* _EXERCISE_: Every line below that holds the string "Utility" should be copied out.

═══ WORKING DATA ═══

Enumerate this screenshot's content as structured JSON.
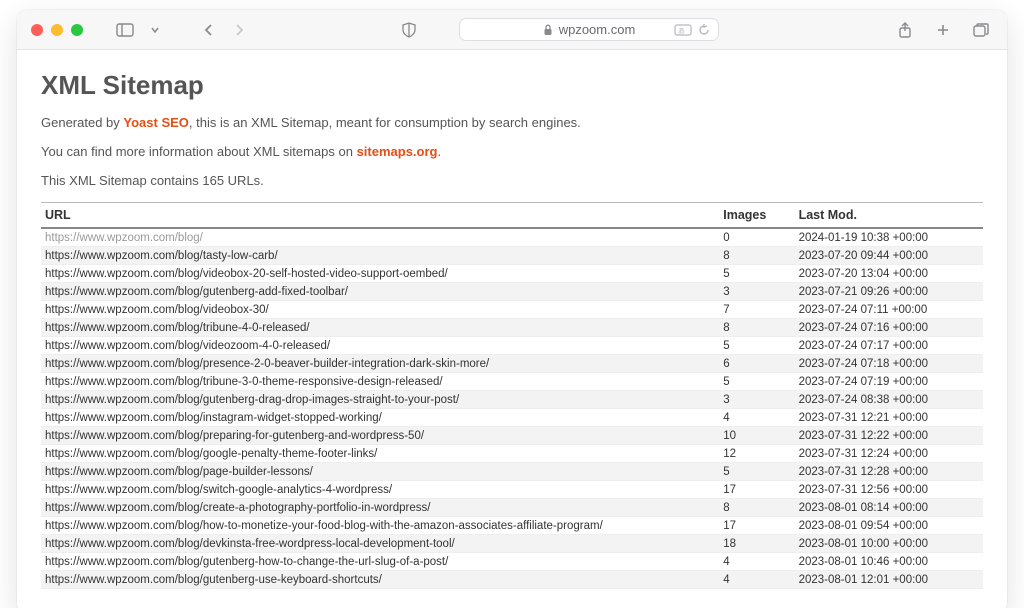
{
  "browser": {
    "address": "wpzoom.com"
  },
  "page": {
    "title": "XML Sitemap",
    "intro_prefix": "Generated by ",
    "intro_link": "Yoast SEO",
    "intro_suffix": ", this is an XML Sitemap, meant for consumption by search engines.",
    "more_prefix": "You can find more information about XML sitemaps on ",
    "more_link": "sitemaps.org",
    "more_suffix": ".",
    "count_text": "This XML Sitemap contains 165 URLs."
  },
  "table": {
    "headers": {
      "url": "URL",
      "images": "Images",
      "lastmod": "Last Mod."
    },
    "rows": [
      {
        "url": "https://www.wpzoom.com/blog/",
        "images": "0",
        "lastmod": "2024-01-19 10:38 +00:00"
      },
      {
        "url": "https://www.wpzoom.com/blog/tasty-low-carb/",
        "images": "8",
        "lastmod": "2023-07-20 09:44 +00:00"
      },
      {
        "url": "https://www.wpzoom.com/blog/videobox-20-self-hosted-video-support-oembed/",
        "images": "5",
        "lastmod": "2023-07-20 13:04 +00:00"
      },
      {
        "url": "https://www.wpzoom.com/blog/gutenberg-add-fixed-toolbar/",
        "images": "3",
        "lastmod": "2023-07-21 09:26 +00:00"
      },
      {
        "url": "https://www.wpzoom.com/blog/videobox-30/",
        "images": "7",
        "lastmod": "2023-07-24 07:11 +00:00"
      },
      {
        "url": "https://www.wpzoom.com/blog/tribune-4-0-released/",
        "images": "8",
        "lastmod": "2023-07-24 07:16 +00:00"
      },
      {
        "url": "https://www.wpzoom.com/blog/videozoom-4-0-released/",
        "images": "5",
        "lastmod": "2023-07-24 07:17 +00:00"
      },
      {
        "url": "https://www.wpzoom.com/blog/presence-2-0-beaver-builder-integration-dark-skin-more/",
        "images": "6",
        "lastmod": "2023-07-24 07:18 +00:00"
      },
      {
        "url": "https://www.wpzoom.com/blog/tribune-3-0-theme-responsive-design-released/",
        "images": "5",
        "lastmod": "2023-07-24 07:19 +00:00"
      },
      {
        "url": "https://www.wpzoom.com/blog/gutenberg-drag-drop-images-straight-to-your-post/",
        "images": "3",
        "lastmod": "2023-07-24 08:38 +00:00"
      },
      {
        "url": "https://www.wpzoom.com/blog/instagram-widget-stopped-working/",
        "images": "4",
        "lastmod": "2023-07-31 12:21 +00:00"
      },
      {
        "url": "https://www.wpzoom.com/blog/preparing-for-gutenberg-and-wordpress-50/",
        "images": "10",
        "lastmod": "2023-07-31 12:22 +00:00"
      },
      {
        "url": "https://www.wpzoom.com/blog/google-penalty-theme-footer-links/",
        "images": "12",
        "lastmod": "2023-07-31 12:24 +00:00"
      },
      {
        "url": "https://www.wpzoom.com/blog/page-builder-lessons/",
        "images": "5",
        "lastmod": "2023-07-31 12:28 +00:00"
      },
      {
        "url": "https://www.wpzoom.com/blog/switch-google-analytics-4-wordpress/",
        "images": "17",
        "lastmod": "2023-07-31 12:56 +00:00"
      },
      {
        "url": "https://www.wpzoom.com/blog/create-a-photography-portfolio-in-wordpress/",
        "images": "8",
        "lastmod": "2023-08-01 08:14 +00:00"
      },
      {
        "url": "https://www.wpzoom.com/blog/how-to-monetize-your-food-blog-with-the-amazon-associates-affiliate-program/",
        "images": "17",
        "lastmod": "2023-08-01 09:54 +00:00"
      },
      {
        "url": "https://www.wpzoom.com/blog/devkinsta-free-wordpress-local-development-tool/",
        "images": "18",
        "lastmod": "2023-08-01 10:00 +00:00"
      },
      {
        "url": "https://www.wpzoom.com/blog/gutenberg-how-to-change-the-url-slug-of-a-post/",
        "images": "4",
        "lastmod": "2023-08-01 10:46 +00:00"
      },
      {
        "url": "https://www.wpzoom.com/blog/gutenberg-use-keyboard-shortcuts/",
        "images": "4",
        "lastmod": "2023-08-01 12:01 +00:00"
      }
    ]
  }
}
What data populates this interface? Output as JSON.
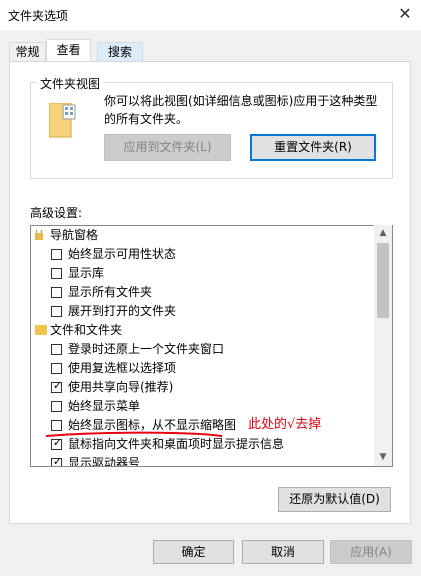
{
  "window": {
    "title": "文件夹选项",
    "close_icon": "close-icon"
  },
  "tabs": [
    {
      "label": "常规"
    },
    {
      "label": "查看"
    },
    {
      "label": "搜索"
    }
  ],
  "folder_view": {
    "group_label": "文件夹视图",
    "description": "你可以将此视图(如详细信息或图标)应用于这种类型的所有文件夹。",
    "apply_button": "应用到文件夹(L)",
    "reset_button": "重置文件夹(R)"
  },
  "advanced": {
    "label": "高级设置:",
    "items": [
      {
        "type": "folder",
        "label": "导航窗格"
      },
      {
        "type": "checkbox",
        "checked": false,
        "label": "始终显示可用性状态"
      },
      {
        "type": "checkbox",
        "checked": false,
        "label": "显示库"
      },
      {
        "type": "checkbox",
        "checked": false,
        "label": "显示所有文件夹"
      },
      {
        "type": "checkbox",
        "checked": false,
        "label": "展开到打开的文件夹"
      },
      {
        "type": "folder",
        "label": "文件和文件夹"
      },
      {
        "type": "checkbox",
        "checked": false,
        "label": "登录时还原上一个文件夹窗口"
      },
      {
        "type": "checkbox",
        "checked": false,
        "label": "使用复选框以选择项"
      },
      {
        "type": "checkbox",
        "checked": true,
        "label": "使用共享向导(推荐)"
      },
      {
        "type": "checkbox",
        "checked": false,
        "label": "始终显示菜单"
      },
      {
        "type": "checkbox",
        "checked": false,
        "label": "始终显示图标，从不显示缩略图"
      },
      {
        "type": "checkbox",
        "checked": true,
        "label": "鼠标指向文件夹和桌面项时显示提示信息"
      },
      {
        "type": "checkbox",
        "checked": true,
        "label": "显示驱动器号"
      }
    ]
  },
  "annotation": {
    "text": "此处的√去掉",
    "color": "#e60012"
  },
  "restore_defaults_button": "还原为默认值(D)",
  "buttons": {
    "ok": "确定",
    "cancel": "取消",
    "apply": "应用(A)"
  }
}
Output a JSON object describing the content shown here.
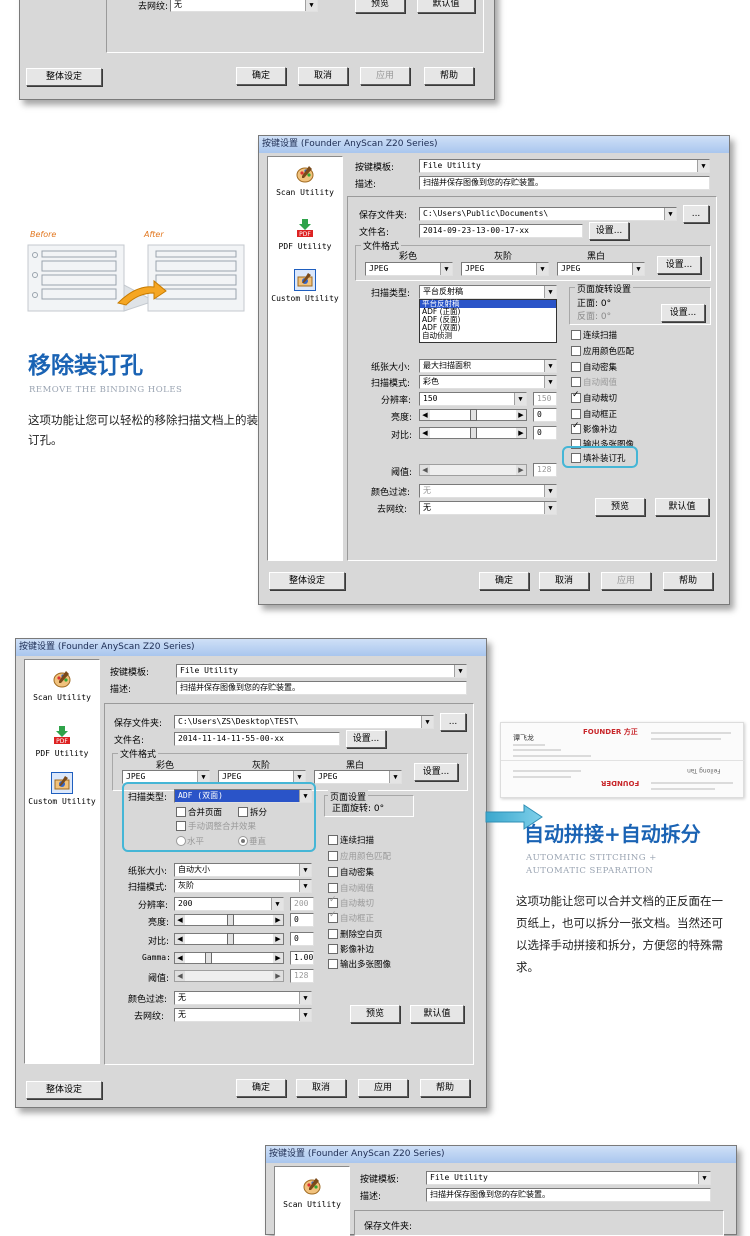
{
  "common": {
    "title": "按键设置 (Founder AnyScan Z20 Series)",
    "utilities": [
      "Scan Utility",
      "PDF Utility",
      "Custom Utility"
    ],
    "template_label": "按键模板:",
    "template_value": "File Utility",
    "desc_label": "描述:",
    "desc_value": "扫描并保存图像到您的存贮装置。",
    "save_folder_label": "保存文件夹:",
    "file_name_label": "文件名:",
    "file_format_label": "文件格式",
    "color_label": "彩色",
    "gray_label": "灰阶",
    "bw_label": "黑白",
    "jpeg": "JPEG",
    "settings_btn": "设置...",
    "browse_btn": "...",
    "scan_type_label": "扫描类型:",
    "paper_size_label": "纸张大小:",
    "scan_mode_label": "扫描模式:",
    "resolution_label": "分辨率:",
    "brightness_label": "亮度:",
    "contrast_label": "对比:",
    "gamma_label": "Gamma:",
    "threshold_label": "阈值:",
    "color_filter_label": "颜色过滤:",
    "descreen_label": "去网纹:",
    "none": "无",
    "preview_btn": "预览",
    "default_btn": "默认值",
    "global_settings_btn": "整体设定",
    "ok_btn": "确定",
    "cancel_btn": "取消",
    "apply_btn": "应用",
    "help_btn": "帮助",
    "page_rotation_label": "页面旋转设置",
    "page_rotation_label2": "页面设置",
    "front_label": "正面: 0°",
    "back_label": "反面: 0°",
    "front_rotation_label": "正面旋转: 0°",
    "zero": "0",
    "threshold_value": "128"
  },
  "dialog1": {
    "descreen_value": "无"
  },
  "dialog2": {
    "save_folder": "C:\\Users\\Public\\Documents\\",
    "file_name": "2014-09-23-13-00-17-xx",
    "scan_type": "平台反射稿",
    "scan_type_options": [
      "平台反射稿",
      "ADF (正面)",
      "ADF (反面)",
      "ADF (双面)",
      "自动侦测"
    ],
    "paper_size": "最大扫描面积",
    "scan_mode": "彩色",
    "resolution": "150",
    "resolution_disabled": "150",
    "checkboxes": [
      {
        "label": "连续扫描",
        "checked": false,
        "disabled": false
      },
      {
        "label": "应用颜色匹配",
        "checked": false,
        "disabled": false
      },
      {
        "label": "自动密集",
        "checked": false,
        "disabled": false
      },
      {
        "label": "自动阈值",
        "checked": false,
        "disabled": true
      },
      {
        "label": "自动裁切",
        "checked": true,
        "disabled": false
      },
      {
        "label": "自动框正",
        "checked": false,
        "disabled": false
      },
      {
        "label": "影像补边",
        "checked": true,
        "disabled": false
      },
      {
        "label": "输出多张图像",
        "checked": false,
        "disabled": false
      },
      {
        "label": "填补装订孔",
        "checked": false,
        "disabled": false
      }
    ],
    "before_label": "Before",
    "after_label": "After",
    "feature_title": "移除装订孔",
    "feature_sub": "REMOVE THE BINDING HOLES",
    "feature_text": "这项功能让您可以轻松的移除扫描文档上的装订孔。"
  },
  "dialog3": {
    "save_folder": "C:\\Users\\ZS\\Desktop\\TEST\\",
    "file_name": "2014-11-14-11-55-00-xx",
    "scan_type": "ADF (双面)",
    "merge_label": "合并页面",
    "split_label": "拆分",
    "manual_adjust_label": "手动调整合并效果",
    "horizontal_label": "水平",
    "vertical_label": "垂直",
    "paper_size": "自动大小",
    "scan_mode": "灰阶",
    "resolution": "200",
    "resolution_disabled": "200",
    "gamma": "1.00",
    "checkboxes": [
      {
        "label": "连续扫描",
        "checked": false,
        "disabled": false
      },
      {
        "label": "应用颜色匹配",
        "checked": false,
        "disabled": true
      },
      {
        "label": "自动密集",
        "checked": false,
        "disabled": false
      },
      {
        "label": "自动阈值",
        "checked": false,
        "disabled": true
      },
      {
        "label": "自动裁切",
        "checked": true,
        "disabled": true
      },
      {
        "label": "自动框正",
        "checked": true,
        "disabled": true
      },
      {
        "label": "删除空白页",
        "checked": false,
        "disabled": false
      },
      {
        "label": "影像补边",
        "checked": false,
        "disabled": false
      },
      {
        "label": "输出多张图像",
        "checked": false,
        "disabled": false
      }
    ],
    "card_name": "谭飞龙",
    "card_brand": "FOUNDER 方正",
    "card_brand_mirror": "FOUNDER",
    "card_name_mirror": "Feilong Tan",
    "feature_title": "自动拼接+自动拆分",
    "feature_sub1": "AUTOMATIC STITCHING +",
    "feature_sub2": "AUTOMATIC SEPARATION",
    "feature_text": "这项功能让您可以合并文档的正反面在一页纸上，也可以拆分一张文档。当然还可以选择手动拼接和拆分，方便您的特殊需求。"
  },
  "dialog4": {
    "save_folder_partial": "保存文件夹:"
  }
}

═══

* _EXERCISE RESULT_:
      "Scan Utility",
      "PDF Utility",
      "Custom Utility"
    "template_value": "File Utility",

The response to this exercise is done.